-------- Dataset extract
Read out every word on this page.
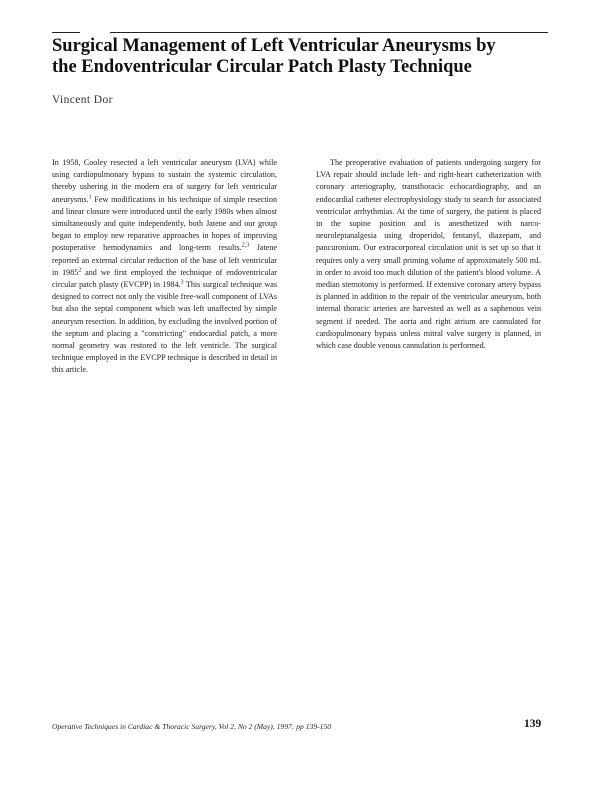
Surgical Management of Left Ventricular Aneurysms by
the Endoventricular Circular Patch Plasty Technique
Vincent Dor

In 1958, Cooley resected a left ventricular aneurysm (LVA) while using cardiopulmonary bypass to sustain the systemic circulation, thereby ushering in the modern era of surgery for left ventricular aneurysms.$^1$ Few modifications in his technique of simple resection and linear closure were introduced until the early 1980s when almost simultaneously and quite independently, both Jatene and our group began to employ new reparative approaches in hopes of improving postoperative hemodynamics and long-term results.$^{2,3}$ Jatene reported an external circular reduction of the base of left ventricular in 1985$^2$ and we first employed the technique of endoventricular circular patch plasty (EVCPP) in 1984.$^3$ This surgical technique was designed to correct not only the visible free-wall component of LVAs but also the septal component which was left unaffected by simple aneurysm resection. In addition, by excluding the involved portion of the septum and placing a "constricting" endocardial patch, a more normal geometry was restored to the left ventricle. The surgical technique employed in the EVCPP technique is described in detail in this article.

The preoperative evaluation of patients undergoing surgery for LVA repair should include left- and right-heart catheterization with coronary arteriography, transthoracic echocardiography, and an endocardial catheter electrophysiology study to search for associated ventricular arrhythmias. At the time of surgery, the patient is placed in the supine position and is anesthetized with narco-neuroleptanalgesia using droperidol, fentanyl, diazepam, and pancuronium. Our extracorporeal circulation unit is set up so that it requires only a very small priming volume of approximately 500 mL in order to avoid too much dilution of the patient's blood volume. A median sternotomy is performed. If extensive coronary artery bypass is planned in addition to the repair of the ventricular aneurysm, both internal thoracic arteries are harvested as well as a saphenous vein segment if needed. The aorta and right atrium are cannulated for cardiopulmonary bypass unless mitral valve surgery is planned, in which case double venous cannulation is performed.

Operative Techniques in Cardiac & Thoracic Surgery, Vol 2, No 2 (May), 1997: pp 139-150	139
----------------
_Required action_
Go through the entries above and write them out again exactly, images left behind.

_Your response_
Read out every word on this page.
Surgical Management of Left Ventricular Aneurysms by
the Endoventricular Circular Patch Plasty Technique
Vincent Dor

In 1958, Cooley resected a left ventricular aneurysm (LVA) while using cardiopulmonary bypass to sustain the systemic circulation, thereby ushering in the modern era of surgery for left ventricular aneurysms.$^1$ Few modifications in his technique of simple resection and linear closure were introduced until the early 1980s when almost simultaneously and quite independently, both Jatene and our group began to employ new reparative approaches in hopes of improving postoperative hemodynamics and long-term results.$^{2,3}$ Jatene reported an external circular reduction of the base of left ventricular in 1985$^2$ and we first employed the technique of endoventricular circular patch plasty (EVCPP) in 1984.$^3$ This surgical technique was designed to correct not only the visible free-wall component of LVAs but also the septal component which was left unaffected by simple aneurysm resection. In addition, by excluding the involved portion of the septum and placing a "constricting" endocardial patch, a more normal geometry was restored to the left ventricle. The surgical technique employed in the EVCPP technique is described in detail in this article.

The preoperative evaluation of patients undergoing surgery for LVA repair should include left- and right-heart catheterization with coronary arteriography, transthoracic echocardiography, and an endocardial catheter electrophysiology study to search for associated ventricular arrhythmias. At the time of surgery, the patient is placed in the supine position and is anesthetized with narco-neuroleptanalgesia using droperidol, fentanyl, diazepam, and pancuronium. Our extracorporeal circulation unit is set up so that it requires only a very small priming volume of approximately 500 mL in order to avoid too much dilution of the patient's blood volume. A median sternotomy is performed. If extensive coronary artery bypass is planned in addition to the repair of the ventricular aneurysm, both internal thoracic arteries are harvested as well as a saphenous vein segment if needed. The aorta and right atrium are cannulated for cardiopulmonary bypass unless mitral valve surgery is planned, in which case double venous cannulation is performed.

Operative Techniques in Cardiac & Thoracic Surgery, Vol 2, No 2 (May), 1997: pp 139-150	139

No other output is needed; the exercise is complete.